Brief: Update the rows from the first line through the line containing "clip-range-checkbox[interactable]: [23, 216, 36, 230]", replacing "table-cell" with "grid-cell" and leaving everything else unchanged.

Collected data
• • • • • • •

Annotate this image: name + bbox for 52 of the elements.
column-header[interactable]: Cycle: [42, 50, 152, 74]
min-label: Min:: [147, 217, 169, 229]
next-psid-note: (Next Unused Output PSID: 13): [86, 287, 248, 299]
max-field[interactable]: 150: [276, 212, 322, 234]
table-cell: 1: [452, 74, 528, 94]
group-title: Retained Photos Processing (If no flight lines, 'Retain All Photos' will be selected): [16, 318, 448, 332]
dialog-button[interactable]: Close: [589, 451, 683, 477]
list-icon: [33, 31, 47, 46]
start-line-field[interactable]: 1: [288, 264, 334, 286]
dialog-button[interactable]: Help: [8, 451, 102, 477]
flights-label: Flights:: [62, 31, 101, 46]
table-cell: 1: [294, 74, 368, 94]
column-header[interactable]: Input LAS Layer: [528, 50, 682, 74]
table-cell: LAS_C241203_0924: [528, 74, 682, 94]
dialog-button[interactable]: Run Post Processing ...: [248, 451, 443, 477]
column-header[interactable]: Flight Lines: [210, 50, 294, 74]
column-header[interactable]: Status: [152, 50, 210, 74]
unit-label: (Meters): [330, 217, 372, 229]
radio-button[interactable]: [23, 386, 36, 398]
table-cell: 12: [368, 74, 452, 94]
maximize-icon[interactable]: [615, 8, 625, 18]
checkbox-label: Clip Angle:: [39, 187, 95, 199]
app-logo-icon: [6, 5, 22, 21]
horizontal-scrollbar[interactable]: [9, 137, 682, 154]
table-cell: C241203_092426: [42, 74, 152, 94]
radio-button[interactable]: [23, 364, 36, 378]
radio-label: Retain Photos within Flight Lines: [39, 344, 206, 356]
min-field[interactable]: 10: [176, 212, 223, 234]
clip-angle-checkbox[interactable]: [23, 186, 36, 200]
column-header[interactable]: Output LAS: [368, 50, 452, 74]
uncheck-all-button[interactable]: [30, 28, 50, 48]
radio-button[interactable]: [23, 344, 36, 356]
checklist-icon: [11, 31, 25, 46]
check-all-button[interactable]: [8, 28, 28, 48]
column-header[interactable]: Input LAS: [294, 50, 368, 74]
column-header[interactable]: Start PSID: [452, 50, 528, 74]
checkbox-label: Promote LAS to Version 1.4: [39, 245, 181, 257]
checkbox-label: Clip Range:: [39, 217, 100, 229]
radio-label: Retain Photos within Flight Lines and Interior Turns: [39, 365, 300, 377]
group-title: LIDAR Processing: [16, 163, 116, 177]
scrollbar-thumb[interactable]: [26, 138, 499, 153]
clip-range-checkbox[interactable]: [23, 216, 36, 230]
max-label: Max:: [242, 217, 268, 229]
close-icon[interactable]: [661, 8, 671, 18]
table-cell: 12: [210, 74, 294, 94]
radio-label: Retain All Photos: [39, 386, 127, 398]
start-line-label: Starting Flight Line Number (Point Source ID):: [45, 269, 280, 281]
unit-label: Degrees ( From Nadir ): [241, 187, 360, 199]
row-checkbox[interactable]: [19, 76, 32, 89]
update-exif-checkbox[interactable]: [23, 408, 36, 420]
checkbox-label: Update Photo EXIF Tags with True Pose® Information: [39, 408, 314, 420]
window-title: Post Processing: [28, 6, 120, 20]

• • • • • • •

Output below:
Annotate this image: name + bbox for 52 of the elements.
column-header[interactable]: Cycle: [42, 50, 152, 74]
min-label: Min:: [147, 217, 169, 229]
next-psid-note: (Next Unused Output PSID: 13): [86, 287, 248, 299]
max-field[interactable]: 150: [276, 212, 322, 234]
grid-cell: 1: [452, 74, 528, 94]
group-title: Retained Photos Processing (If no flight lines, 'Retain All Photos' will be selected): [16, 318, 448, 332]
dialog-button[interactable]: Close: [589, 451, 683, 477]
list-icon: [33, 31, 47, 46]
start-line-field[interactable]: 1: [288, 264, 334, 286]
dialog-button[interactable]: Help: [8, 451, 102, 477]
flights-label: Flights:: [62, 31, 101, 46]
grid-cell: 1: [294, 74, 368, 94]
column-header[interactable]: Input LAS Layer: [528, 50, 682, 74]
grid-cell: LAS_C241203_0924: [528, 74, 682, 94]
dialog-button[interactable]: Run Post Processing ...: [248, 451, 443, 477]
column-header[interactable]: Flight Lines: [210, 50, 294, 74]
column-header[interactable]: Status: [152, 50, 210, 74]
unit-label: (Meters): [330, 217, 372, 229]
radio-button[interactable]: [23, 386, 36, 398]
grid-cell: 12: [368, 74, 452, 94]
maximize-icon[interactable]: [615, 8, 625, 18]
checkbox-label: Clip Angle:: [39, 187, 95, 199]
app-logo-icon: [6, 5, 22, 21]
horizontal-scrollbar[interactable]: [9, 137, 682, 154]
grid-cell: C241203_092426: [42, 74, 152, 94]
radio-button[interactable]: [23, 364, 36, 378]
radio-label: Retain Photos within Flight Lines: [39, 344, 206, 356]
min-field[interactable]: 10: [176, 212, 223, 234]
clip-angle-checkbox[interactable]: [23, 186, 36, 200]
column-header[interactable]: Output LAS: [368, 50, 452, 74]
uncheck-all-button[interactable]: [30, 28, 50, 48]
radio-button[interactable]: [23, 344, 36, 356]
checklist-icon: [11, 31, 25, 46]
check-all-button[interactable]: [8, 28, 28, 48]
column-header[interactable]: Input LAS: [294, 50, 368, 74]
column-header[interactable]: Start PSID: [452, 50, 528, 74]
checkbox-label: Promote LAS to Version 1.4: [39, 245, 181, 257]
checkbox-label: Clip Range:: [39, 217, 100, 229]
radio-label: Retain Photos within Flight Lines and Interior Turns: [39, 365, 300, 377]
group-title: LIDAR Processing: [16, 163, 116, 177]
scrollbar-thumb[interactable]: [26, 138, 499, 153]
clip-range-checkbox[interactable]: [23, 216, 36, 230]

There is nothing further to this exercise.